§ PROBLEM DESCRIPTION: State how many lines in the listing below include the word "Seiler", and add nothing besides the number.

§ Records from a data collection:

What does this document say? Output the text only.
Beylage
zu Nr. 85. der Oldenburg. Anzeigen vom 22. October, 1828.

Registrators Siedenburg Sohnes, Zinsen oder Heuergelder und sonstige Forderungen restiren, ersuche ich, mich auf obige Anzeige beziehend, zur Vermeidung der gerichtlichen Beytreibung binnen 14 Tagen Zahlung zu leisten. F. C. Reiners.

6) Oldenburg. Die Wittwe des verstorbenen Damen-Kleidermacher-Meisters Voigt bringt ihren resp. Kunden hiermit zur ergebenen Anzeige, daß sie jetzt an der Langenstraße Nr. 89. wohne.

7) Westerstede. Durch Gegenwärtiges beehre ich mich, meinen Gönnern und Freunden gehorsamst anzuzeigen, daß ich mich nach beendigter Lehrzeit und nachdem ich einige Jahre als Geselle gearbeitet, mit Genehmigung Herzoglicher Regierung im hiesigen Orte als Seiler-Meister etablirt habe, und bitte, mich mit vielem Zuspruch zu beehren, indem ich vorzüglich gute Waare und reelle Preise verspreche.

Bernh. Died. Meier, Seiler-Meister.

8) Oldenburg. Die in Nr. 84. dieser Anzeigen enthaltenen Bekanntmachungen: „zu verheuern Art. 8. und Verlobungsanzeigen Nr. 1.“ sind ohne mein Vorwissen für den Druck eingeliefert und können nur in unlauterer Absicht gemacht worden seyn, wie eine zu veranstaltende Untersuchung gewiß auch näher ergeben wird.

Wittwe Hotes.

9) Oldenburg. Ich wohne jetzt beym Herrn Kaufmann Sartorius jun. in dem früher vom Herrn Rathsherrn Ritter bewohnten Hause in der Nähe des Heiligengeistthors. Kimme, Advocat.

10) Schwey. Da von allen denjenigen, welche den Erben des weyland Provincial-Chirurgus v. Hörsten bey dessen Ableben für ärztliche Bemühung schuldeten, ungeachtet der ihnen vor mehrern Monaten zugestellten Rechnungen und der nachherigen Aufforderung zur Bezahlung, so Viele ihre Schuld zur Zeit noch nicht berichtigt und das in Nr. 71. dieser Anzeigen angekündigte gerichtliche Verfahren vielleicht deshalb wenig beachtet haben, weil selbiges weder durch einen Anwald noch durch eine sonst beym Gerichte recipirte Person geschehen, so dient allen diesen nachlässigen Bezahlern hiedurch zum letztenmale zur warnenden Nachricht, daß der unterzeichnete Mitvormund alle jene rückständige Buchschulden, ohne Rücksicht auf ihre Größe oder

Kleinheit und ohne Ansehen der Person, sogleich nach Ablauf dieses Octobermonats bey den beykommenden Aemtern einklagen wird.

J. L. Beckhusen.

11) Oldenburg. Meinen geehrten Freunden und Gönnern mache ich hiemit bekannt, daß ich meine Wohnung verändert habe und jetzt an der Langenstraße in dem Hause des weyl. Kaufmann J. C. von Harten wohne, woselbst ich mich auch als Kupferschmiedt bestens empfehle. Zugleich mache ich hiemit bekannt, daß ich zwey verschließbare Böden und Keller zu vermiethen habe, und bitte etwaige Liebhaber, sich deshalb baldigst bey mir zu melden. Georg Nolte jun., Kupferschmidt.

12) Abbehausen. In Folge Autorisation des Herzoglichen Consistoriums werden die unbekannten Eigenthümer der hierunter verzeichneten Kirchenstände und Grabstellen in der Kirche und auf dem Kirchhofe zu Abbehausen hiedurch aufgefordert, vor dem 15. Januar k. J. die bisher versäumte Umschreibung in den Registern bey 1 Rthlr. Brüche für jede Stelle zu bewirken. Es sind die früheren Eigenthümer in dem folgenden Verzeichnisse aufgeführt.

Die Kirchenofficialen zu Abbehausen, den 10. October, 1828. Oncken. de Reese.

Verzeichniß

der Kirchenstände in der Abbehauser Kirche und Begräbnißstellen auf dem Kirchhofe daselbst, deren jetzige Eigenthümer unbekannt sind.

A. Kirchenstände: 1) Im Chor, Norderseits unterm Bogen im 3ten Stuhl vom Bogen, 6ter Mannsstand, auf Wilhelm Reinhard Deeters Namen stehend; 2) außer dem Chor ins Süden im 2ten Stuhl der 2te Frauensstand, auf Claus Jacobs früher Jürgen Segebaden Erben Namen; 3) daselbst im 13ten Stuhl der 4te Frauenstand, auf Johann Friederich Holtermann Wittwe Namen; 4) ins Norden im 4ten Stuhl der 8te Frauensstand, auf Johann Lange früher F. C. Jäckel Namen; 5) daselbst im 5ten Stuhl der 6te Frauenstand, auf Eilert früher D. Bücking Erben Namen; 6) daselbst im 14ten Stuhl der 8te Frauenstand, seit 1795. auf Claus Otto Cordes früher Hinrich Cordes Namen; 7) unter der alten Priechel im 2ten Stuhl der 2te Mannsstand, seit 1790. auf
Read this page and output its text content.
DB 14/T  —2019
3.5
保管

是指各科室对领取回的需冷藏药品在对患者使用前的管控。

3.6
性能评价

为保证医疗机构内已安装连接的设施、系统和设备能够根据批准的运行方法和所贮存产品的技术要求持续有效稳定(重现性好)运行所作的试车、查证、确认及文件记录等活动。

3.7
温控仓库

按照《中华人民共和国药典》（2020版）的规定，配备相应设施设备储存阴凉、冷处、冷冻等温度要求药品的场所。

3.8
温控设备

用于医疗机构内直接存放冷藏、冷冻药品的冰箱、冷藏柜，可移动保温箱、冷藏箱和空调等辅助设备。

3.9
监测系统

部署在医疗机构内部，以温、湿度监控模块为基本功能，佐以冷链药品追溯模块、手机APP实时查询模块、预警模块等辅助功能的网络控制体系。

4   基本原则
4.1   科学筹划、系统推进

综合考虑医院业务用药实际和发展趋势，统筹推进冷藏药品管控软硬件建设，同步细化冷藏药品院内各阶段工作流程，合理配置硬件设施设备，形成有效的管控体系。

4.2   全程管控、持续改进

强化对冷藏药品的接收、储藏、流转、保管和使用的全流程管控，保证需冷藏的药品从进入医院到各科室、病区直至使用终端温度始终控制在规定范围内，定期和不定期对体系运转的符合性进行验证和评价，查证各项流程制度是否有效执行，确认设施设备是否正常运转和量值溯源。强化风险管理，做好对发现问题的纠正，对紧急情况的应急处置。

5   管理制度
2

§ RESULT: 2